What to do:
Tally the lines below that contain the word "loadings", and give only that number.

**** Available data ****

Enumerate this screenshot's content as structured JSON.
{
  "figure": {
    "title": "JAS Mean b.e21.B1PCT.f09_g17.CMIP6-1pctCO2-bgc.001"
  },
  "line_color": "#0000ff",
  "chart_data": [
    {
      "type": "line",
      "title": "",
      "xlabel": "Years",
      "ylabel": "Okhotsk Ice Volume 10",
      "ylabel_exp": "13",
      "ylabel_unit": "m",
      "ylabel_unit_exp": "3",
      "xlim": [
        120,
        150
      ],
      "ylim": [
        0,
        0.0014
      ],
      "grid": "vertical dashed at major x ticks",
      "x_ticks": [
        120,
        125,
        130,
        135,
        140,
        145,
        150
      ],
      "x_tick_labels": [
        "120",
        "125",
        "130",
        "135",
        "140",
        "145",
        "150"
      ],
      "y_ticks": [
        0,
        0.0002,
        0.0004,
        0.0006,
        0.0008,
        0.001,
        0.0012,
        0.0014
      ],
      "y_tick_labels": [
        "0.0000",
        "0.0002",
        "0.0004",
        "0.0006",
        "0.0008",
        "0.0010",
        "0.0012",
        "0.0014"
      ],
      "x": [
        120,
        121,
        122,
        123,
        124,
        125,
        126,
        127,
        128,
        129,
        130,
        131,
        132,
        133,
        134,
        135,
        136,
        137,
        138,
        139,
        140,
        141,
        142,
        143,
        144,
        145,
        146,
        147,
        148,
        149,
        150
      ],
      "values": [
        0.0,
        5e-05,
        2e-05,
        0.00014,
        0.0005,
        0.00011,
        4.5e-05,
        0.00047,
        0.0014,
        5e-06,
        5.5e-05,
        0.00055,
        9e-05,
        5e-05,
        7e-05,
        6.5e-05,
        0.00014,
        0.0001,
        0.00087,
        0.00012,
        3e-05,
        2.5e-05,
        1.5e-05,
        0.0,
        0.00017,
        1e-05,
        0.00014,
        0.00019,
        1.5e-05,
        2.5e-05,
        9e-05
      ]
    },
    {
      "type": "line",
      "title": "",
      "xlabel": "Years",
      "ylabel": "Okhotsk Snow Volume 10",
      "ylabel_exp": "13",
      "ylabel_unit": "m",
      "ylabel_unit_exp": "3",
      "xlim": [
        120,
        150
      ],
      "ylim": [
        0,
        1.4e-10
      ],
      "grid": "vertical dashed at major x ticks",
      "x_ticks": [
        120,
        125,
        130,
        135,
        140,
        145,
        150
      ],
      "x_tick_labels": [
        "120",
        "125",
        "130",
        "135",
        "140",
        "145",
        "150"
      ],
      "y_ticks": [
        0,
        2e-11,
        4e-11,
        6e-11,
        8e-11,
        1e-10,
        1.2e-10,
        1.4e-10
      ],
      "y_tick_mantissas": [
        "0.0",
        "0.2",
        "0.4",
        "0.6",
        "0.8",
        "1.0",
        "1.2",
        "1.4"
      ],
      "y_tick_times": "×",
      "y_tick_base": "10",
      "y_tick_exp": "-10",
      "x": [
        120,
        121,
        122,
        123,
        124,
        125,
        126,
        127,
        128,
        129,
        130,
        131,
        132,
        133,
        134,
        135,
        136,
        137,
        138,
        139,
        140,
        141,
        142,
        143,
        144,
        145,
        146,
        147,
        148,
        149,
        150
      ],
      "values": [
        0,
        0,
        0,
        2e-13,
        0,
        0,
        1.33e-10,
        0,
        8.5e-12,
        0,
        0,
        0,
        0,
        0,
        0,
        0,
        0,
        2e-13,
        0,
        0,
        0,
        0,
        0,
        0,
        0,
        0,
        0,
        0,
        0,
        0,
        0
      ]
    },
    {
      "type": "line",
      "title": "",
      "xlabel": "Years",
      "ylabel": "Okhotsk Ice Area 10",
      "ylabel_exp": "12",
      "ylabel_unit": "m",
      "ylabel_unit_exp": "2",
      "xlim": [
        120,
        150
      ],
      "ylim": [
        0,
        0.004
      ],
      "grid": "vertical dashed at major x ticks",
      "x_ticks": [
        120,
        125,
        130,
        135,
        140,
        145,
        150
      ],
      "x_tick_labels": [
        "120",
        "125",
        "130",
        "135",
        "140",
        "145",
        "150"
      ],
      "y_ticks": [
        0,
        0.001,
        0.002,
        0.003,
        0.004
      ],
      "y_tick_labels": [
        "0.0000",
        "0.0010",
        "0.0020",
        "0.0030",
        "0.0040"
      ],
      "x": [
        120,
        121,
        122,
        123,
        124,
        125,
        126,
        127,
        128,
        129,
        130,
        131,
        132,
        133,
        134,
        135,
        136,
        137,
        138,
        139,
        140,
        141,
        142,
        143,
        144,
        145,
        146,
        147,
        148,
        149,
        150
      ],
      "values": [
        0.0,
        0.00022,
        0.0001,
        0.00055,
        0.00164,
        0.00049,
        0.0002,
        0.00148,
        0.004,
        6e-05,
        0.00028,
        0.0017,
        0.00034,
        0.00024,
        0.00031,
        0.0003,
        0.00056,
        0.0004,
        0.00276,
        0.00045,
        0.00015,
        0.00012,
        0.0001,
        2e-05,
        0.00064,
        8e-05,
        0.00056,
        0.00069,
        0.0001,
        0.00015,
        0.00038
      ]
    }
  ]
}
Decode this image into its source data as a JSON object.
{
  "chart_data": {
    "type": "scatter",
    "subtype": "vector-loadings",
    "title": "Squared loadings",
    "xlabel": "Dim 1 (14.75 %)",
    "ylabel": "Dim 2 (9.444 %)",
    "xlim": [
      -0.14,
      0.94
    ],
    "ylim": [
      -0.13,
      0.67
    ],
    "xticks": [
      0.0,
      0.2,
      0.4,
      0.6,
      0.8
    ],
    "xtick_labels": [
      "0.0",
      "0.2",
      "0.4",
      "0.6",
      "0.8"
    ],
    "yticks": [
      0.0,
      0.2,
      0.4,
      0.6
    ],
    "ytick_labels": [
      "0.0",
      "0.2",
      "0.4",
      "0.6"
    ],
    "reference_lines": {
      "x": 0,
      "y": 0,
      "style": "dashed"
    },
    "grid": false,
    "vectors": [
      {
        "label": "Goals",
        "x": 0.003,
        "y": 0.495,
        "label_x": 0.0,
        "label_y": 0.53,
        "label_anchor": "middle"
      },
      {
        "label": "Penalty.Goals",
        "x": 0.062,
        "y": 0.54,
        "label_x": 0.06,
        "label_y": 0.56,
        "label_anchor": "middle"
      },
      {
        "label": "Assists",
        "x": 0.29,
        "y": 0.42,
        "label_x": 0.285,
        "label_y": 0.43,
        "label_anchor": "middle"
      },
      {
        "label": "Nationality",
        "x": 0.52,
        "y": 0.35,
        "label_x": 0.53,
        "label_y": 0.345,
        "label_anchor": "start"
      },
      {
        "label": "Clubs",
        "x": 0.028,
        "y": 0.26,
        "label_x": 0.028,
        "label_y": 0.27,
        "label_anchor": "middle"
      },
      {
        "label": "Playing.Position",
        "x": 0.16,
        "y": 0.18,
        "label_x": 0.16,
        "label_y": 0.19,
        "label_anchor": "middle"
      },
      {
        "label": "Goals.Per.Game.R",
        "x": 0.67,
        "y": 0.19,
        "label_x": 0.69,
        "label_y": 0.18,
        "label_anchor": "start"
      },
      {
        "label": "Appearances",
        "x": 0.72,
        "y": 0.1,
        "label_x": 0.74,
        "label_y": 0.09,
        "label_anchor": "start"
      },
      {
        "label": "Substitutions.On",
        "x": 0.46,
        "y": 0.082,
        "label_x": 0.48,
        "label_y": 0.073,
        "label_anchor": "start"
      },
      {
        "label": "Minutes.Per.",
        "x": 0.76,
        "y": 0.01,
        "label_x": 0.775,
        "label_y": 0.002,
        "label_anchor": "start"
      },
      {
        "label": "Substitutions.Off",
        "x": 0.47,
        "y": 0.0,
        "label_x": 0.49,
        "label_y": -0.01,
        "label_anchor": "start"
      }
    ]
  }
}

****

Expected answer:
2